- [What you have to do]
Filter this material down to the lines that hold "Release", copying each one.

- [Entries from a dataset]
******************************

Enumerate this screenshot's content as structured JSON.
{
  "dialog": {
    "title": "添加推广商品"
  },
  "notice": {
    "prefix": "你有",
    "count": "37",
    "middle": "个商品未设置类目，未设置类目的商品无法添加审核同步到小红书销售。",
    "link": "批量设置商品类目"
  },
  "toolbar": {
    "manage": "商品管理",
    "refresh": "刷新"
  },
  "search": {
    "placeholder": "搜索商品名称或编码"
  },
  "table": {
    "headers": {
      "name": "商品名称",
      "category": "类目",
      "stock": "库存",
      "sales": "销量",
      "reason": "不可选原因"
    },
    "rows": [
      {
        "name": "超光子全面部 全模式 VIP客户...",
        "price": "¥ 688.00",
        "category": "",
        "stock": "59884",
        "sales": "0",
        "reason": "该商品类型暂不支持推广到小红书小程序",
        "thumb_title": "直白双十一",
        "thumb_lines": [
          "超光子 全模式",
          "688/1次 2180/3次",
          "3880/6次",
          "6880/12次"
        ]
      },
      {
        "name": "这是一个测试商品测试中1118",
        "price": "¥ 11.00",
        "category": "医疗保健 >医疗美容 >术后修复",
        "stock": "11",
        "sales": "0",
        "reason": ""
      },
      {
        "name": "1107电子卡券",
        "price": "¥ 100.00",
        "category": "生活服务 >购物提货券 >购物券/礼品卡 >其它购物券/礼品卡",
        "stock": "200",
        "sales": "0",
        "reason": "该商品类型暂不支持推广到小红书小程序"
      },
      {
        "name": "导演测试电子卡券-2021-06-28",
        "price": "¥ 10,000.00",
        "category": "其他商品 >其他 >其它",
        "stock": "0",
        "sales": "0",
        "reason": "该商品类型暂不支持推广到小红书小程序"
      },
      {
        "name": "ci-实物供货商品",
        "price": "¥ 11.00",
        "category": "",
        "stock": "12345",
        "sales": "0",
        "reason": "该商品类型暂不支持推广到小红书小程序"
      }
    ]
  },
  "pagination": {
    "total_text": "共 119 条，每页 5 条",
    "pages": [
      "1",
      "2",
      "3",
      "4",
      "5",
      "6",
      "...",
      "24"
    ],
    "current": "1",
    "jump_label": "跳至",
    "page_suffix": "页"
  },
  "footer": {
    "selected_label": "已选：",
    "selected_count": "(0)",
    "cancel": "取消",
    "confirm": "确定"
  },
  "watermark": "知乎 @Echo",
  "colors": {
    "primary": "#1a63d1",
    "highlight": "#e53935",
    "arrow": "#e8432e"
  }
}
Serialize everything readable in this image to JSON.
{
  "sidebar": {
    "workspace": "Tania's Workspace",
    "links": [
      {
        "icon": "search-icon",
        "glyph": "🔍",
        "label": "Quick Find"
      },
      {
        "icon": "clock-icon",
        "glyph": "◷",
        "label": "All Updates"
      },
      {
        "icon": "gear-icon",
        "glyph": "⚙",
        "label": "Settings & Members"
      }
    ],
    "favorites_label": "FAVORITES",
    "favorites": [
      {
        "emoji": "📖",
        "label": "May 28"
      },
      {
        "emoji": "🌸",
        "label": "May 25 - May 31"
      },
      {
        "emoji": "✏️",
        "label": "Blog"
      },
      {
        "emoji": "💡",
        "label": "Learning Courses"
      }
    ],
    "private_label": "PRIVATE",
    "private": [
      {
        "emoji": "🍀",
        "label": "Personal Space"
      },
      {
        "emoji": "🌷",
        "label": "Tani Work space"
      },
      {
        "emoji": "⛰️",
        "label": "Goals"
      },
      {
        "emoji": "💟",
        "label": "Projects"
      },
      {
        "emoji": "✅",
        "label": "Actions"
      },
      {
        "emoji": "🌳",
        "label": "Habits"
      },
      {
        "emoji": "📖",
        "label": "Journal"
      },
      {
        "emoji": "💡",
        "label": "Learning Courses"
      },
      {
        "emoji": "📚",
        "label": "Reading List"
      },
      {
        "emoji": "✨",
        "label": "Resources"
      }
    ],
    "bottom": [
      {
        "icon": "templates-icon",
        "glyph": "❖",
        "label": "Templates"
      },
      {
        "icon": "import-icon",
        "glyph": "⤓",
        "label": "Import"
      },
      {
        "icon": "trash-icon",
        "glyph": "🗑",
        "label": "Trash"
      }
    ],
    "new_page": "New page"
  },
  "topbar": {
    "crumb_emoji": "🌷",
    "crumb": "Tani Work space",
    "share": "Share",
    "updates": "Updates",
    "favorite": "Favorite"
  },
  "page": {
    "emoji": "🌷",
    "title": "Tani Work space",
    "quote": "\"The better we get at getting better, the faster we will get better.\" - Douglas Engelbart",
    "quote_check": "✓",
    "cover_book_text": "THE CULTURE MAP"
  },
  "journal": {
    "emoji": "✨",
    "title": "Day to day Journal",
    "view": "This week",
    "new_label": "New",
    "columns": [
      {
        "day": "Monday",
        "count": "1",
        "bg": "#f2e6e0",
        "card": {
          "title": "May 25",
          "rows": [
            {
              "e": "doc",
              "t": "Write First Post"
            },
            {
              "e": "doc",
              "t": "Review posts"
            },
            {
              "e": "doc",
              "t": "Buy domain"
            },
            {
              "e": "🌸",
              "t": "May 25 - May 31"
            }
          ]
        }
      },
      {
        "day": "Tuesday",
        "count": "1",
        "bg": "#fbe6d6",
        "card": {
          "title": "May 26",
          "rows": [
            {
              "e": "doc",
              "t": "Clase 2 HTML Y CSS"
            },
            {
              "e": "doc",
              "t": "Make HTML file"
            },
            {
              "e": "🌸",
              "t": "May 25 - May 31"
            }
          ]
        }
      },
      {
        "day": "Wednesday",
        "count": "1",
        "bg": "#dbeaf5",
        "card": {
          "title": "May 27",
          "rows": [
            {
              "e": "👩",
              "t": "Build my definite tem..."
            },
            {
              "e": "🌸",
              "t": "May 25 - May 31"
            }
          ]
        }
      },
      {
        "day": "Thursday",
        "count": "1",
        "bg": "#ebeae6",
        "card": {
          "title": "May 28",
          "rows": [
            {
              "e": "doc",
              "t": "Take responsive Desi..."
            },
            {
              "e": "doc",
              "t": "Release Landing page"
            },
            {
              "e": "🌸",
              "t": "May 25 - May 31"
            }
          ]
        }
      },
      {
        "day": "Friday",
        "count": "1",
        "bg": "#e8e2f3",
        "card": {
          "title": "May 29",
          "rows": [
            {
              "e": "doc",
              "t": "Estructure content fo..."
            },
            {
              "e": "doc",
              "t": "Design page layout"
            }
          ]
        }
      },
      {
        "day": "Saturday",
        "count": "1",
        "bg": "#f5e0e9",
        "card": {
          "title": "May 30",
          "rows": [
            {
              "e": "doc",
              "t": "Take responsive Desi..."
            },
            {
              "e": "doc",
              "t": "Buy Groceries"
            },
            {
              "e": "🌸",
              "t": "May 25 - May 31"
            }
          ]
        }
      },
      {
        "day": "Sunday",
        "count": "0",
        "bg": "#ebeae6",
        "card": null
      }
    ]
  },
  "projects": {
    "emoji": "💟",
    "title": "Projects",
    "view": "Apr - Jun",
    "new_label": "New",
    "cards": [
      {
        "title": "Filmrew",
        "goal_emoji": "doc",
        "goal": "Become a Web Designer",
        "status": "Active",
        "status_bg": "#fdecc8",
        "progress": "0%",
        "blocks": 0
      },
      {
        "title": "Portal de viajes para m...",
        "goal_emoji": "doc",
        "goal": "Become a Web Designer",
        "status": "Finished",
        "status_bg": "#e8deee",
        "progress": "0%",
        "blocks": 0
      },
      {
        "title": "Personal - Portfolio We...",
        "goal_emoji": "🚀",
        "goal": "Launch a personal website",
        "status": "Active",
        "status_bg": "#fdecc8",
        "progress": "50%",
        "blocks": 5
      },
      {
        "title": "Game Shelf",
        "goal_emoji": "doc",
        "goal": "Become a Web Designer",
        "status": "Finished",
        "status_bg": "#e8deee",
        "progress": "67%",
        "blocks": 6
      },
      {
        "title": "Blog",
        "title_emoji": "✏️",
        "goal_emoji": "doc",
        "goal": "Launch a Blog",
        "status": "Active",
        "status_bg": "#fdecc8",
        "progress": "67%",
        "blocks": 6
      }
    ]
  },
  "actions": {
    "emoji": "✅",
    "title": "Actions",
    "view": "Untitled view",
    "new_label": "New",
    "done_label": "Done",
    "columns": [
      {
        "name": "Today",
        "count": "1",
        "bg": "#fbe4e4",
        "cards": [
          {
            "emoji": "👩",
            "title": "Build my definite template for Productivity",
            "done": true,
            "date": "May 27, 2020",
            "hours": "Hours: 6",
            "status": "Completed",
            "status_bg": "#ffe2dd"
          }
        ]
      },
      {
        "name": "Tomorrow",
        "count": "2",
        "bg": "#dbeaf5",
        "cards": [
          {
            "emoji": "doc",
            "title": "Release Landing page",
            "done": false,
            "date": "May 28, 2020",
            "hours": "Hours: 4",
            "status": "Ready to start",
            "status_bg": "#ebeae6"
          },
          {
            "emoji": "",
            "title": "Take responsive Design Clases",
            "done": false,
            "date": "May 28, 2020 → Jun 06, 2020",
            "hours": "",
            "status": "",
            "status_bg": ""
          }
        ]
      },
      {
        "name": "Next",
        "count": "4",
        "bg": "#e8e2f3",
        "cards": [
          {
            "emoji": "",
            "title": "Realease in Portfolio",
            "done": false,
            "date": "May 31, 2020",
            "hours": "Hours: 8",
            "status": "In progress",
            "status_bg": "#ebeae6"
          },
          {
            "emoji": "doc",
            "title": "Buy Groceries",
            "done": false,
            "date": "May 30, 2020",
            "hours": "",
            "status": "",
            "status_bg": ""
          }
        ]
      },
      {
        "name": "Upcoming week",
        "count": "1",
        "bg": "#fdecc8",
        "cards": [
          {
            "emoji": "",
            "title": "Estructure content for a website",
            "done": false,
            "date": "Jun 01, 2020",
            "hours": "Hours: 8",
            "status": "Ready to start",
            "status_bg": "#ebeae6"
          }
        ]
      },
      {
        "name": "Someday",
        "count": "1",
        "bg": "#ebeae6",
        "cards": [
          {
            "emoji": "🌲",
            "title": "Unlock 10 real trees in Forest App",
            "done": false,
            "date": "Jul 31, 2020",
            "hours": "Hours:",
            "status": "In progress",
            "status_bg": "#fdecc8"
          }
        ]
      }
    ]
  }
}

******************************

- [Written reply]
              "t": "Release Landing page"
            "title": "Release Landing page",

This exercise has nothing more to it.